• _Required work_: Write out the entries below once more, exactly.

• _Input data_:
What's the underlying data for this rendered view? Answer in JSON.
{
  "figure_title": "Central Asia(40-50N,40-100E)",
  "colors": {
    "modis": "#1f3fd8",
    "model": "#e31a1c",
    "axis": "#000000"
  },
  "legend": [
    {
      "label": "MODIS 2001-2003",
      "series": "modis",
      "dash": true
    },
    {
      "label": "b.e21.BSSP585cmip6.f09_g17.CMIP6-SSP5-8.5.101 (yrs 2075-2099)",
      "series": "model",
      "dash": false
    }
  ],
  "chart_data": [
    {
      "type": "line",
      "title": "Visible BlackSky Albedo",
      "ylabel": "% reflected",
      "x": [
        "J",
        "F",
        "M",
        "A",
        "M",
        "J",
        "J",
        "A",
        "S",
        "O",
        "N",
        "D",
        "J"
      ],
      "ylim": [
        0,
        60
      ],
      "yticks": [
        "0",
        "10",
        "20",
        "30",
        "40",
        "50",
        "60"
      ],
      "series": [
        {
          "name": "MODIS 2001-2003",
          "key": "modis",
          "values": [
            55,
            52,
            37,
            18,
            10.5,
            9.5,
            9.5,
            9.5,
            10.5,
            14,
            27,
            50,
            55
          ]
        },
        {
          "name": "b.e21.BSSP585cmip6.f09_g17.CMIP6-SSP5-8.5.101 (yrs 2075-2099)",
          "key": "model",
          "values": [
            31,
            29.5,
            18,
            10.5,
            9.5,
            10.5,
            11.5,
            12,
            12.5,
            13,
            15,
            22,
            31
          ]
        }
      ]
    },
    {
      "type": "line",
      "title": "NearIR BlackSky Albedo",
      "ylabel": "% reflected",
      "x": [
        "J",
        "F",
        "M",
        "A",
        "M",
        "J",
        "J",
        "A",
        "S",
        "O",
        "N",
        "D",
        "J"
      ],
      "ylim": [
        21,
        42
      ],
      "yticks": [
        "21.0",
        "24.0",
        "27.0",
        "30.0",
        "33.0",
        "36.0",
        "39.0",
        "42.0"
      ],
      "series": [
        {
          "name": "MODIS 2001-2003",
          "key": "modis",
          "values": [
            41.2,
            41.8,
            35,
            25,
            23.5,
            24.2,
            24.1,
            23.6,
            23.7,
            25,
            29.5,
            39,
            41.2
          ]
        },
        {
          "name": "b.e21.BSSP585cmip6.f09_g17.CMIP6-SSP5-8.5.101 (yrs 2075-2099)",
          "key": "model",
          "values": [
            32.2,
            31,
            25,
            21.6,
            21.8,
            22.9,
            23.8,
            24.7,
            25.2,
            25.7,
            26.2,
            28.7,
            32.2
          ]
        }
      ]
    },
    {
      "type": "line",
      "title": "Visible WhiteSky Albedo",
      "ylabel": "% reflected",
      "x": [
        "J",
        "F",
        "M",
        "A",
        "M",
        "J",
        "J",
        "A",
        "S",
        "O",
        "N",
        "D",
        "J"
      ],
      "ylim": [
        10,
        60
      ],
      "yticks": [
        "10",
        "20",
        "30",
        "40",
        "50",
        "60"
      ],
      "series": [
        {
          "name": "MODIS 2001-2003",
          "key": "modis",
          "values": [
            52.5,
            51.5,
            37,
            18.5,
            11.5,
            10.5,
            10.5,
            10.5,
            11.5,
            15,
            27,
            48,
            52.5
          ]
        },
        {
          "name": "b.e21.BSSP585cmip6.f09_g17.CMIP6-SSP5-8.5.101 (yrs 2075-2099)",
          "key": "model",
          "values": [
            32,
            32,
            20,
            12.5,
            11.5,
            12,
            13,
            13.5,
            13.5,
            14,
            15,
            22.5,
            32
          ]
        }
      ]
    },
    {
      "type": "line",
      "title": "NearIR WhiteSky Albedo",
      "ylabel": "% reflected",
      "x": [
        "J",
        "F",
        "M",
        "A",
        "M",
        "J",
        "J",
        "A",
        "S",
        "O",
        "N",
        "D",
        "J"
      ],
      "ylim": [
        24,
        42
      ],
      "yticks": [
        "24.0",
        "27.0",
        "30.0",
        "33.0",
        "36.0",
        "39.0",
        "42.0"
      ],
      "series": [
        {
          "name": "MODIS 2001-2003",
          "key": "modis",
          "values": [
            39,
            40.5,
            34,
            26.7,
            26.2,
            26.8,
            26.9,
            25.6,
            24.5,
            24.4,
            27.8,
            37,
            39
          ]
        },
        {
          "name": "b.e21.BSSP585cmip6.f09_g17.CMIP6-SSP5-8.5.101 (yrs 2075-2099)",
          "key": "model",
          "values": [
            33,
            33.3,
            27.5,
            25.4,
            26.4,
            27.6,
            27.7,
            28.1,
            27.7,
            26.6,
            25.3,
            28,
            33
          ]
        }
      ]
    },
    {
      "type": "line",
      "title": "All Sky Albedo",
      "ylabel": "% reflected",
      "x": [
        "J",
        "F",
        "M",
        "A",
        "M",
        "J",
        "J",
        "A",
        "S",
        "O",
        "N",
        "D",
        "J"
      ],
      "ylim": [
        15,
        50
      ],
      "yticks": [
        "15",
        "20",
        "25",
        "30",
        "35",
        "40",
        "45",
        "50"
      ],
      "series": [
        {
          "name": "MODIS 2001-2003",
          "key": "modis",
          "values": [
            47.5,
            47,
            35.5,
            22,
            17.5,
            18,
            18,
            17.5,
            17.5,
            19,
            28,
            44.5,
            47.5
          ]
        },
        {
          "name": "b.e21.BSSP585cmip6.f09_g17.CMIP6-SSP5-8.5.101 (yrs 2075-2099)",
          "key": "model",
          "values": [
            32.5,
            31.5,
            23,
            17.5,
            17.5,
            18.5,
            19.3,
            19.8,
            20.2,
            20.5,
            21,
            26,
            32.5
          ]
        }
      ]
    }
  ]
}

• _Final result_:
What's the underlying data for this rendered view? Answer in JSON.
{
  "figure_title": "Central Asia(40-50N,40-100E)",
  "colors": {
    "modis": "#1f3fd8",
    "model": "#e31a1c",
    "axis": "#000000"
  },
  "legend": [
    {
      "label": "MODIS 2001-2003",
      "series": "modis",
      "dash": true
    },
    {
      "label": "b.e21.BSSP585cmip6.f09_g17.CMIP6-SSP5-8.5.101 (yrs 2075-2099)",
      "series": "model",
      "dash": false
    }
  ],
  "chart_data": [
    {
      "type": "line",
      "title": "Visible BlackSky Albedo",
      "ylabel": "% reflected",
      "x": [
        "J",
        "F",
        "M",
        "A",
        "M",
        "J",
        "J",
        "A",
        "S",
        "O",
        "N",
        "D",
        "J"
      ],
      "ylim": [
        0,
        60
      ],
      "yticks": [
        "0",
        "10",
        "20",
        "30",
        "40",
        "50",
        "60"
      ],
      "series": [
        {
          "name": "MODIS 2001-2003",
          "key": "modis",
          "values": [
            55,
            52,
            37,
            18,
            10.5,
            9.5,
            9.5,
            9.5,
            10.5,
            14,
            27,
            50,
            55
          ]
        },
        {
          "name": "b.e21.BSSP585cmip6.f09_g17.CMIP6-SSP5-8.5.101 (yrs 2075-2099)",
          "key": "model",
          "values": [
            31,
            29.5,
            18,
            10.5,
            9.5,
            10.5,
            11.5,
            12,
            12.5,
            13,
            15,
            22,
            31
          ]
        }
      ]
    },
    {
      "type": "line",
      "title": "NearIR BlackSky Albedo",
      "ylabel": "% reflected",
      "x": [
        "J",
        "F",
        "M",
        "A",
        "M",
        "J",
        "J",
        "A",
        "S",
        "O",
        "N",
        "D",
        "J"
      ],
      "ylim": [
        21,
        42
      ],
      "yticks": [
        "21.0",
        "24.0",
        "27.0",
        "30.0",
        "33.0",
        "36.0",
        "39.0",
        "42.0"
      ],
      "series": [
        {
          "name": "MODIS 2001-2003",
          "key": "modis",
          "values": [
            41.2,
            41.8,
            35,
            25,
            23.5,
            24.2,
            24.1,
            23.6,
            23.7,
            25,
            29.5,
            39,
            41.2
          ]
        },
        {
          "name": "b.e21.BSSP585cmip6.f09_g17.CMIP6-SSP5-8.5.101 (yrs 2075-2099)",
          "key": "model",
          "values": [
            32.2,
            31,
            25,
            21.6,
            21.8,
            22.9,
            23.8,
            24.7,
            25.2,
            25.7,
            26.2,
            28.7,
            32.2
          ]
        }
      ]
    },
    {
      "type": "line",
      "title": "Visible WhiteSky Albedo",
      "ylabel": "% reflected",
      "x": [
        "J",
        "F",
        "M",
        "A",
        "M",
        "J",
        "J",
        "A",
        "S",
        "O",
        "N",
        "D",
        "J"
      ],
      "ylim": [
        10,
        60
      ],
      "yticks": [
        "10",
        "20",
        "30",
        "40",
        "50",
        "60"
      ],
      "series": [
        {
          "name": "MODIS 2001-2003",
          "key": "modis",
          "values": [
            52.5,
            51.5,
            37,
            18.5,
            11.5,
            10.5,
            10.5,
            10.5,
            11.5,
            15,
            27,
            48,
            52.5
          ]
        },
        {
          "name": "b.e21.BSSP585cmip6.f09_g17.CMIP6-SSP5-8.5.101 (yrs 2075-2099)",
          "key": "model",
          "values": [
            32,
            32,
            20,
            12.5,
            11.5,
            12,
            13,
            13.5,
            13.5,
            14,
            15,
            22.5,
            32
          ]
        }
      ]
    },
    {
      "type": "line",
      "title": "NearIR WhiteSky Albedo",
      "ylabel": "% reflected",
      "x": [
        "J",
        "F",
        "M",
        "A",
        "M",
        "J",
        "J",
        "A",
        "S",
        "O",
        "N",
        "D",
        "J"
      ],
      "ylim": [
        24,
        42
      ],
      "yticks": [
        "24.0",
        "27.0",
        "30.0",
        "33.0",
        "36.0",
        "39.0",
        "42.0"
      ],
      "series": [
        {
          "name": "MODIS 2001-2003",
          "key": "modis",
          "values": [
            39,
            40.5,
            34,
            26.7,
            26.2,
            26.8,
            26.9,
            25.6,
            24.5,
            24.4,
            27.8,
            37,
            39
          ]
        },
        {
          "name": "b.e21.BSSP585cmip6.f09_g17.CMIP6-SSP5-8.5.101 (yrs 2075-2099)",
          "key": "model",
          "values": [
            33,
            33.3,
            27.5,
            25.4,
            26.4,
            27.6,
            27.7,
            28.1,
            27.7,
            26.6,
            25.3,
            28,
            33
          ]
        }
      ]
    },
    {
      "type": "line",
      "title": "All Sky Albedo",
      "ylabel": "% reflected",
      "x": [
        "J",
        "F",
        "M",
        "A",
        "M",
        "J",
        "J",
        "A",
        "S",
        "O",
        "N",
        "D",
        "J"
      ],
      "ylim": [
        15,
        50
      ],
      "yticks": [
        "15",
        "20",
        "25",
        "30",
        "35",
        "40",
        "45",
        "50"
      ],
      "series": [
        {
          "name": "MODIS 2001-2003",
          "key": "modis",
          "values": [
            47.5,
            47,
            35.5,
            22,
            17.5,
            18,
            18,
            17.5,
            17.5,
            19,
            28,
            44.5,
            47.5
          ]
        },
        {
          "name": "b.e21.BSSP585cmip6.f09_g17.CMIP6-SSP5-8.5.101 (yrs 2075-2099)",
          "key": "model",
          "values": [
            32.5,
            31.5,
            23,
            17.5,
            17.5,
            18.5,
            19.3,
            19.8,
            20.2,
            20.5,
            21,
            26,
            32.5
          ]
        }
      ]
    }
  ]
}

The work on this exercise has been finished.